[Short problem]
Copy the data below exactly.

— START OF Records for this task —

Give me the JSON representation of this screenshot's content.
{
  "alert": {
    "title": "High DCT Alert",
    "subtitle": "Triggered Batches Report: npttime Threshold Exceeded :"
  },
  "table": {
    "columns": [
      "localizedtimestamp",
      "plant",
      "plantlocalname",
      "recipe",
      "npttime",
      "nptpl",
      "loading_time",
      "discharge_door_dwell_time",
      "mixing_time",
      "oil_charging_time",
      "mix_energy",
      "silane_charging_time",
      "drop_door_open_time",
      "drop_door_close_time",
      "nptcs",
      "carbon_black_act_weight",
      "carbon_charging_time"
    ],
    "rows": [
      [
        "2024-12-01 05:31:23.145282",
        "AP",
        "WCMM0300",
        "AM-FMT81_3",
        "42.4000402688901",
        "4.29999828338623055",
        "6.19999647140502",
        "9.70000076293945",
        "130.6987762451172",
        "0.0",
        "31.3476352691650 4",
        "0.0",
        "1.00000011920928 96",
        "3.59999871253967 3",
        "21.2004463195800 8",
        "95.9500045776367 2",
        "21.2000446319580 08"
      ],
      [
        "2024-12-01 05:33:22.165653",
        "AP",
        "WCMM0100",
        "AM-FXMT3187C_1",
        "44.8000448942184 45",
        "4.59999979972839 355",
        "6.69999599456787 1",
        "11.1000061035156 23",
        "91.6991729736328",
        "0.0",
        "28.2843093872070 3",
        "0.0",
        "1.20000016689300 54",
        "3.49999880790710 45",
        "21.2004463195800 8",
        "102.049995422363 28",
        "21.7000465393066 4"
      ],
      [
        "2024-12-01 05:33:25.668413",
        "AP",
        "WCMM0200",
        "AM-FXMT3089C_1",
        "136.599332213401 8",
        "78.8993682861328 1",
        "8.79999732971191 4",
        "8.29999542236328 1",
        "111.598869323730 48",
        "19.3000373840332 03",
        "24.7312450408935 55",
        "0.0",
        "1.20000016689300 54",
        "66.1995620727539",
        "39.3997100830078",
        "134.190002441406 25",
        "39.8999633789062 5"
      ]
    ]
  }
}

— END OF Records for this task —

[Correct result]
Give me the JSON representation of this screenshot's content.
{
  "alert": {
    "title": "High DCT Alert",
    "subtitle": "Triggered Batches Report: npttime Threshold Exceeded :"
  },
  "table": {
    "columns": [
      "localizedtimestamp",
      "plant",
      "plantlocalname",
      "recipe",
      "npttime",
      "nptpl",
      "loading_time",
      "discharge_door_dwell_time",
      "mixing_time",
      "oil_charging_time",
      "mix_energy",
      "silane_charging_time",
      "drop_door_open_time",
      "drop_door_close_time",
      "nptcs",
      "carbon_black_act_weight",
      "carbon_charging_time"
    ],
    "rows": [
      [
        "2024-12-01 05:31:23.145282",
        "AP",
        "WCMM0300",
        "AM-FMT81_3",
        "42.4000402688901",
        "4.29999828338623055",
        "6.19999647140502",
        "9.70000076293945",
        "130.6987762451172",
        "0.0",
        "31.3476352691650 4",
        "0.0",
        "1.00000011920928 96",
        "3.59999871253967 3",
        "21.2004463195800 8",
        "95.9500045776367 2",
        "21.2000446319580 08"
      ],
      [
        "2024-12-01 05:33:22.165653",
        "AP",
        "WCMM0100",
        "AM-FXMT3187C_1",
        "44.8000448942184 45",
        "4.59999979972839 355",
        "6.69999599456787 1",
        "11.1000061035156 23",
        "91.6991729736328",
        "0.0",
        "28.2843093872070 3",
        "0.0",
        "1.20000016689300 54",
        "3.49999880790710 45",
        "21.2004463195800 8",
        "102.049995422363 28",
        "21.7000465393066 4"
      ],
      [
        "2024-12-01 05:33:25.668413",
        "AP",
        "WCMM0200",
        "AM-FXMT3089C_1",
        "136.599332213401 8",
        "78.8993682861328 1",
        "8.79999732971191 4",
        "8.29999542236328 1",
        "111.598869323730 48",
        "19.3000373840332 03",
        "24.7312450408935 55",
        "0.0",
        "1.20000016689300 54",
        "66.1995620727539",
        "39.3997100830078",
        "134.190002441406 25",
        "39.8999633789062 5"
      ]
    ]
  }
}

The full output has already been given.